# OBJECTIVE
Pull every line that holds the word "DMCS" from the entries.

* Begin LISTED RECORDS *

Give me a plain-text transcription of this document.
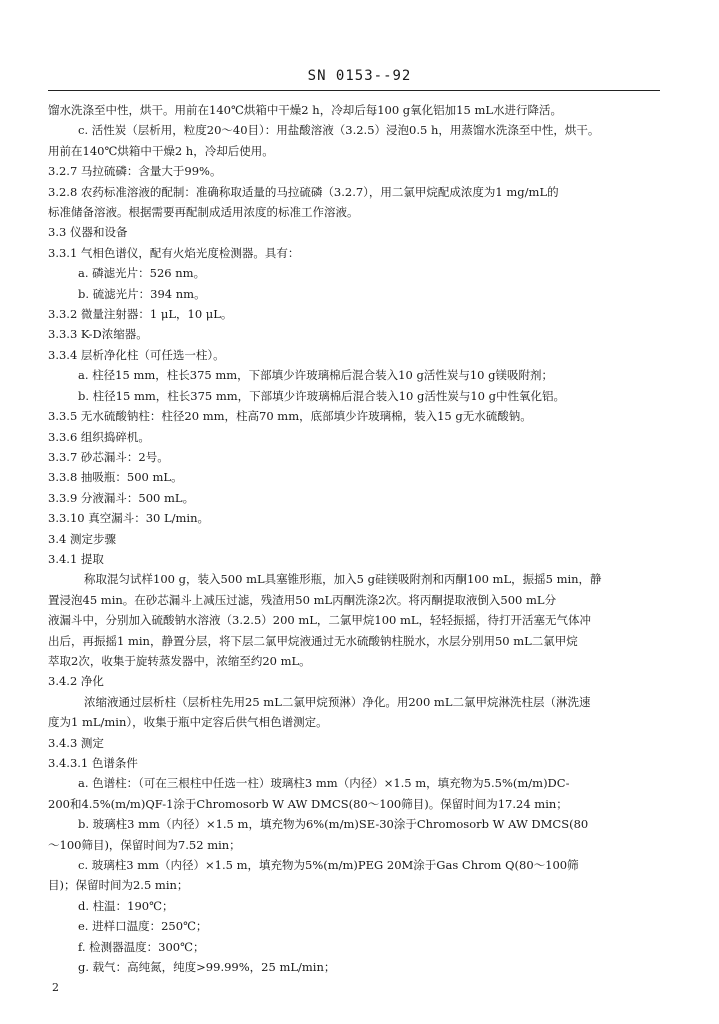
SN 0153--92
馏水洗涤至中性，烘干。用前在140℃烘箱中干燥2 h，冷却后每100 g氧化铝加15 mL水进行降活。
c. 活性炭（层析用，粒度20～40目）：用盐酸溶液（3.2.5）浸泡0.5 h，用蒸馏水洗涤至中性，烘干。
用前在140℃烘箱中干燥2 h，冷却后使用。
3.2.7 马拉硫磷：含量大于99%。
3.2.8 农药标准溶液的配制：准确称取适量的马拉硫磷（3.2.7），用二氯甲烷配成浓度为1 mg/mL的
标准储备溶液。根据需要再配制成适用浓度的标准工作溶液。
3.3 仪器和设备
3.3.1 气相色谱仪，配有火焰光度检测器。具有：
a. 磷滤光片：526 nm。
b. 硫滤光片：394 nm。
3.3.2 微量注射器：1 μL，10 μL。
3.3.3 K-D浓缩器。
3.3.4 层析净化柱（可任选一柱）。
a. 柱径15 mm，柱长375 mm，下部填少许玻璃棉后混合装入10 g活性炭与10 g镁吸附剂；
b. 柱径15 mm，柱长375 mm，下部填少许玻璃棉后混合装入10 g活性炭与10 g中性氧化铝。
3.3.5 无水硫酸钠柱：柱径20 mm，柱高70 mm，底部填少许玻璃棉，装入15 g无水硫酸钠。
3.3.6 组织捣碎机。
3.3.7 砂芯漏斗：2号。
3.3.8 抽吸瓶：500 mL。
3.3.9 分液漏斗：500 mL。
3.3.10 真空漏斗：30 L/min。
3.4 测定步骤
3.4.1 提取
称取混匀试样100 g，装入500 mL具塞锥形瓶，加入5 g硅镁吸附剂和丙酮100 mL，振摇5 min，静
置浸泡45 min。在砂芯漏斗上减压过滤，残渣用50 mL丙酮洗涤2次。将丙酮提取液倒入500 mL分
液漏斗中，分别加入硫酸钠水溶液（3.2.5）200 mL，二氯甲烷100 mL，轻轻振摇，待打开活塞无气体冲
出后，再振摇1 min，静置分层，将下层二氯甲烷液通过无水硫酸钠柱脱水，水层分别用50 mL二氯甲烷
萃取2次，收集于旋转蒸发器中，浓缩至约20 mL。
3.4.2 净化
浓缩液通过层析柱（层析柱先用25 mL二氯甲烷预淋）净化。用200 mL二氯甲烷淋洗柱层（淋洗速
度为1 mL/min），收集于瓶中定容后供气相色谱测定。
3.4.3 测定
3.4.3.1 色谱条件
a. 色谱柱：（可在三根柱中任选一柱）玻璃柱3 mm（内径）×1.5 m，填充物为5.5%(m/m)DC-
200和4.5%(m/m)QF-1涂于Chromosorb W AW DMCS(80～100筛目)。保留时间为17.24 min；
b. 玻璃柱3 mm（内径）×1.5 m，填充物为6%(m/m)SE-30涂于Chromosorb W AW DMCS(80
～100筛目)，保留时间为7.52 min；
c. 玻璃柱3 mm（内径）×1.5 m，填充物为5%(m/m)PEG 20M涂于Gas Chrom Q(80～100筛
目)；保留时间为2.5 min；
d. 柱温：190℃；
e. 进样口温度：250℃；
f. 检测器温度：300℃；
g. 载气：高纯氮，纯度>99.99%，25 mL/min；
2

* End LISTED RECORDS *

# EXPECTED ANSWER
200和4.5%(m/m)QF-1涂于Chromosorb W AW DMCS(80～100筛目)。保留时间为17.24 min；
b. 玻璃柱3 mm（内径）×1.5 m，填充物为6%(m/m)SE-30涂于Chromosorb W AW DMCS(80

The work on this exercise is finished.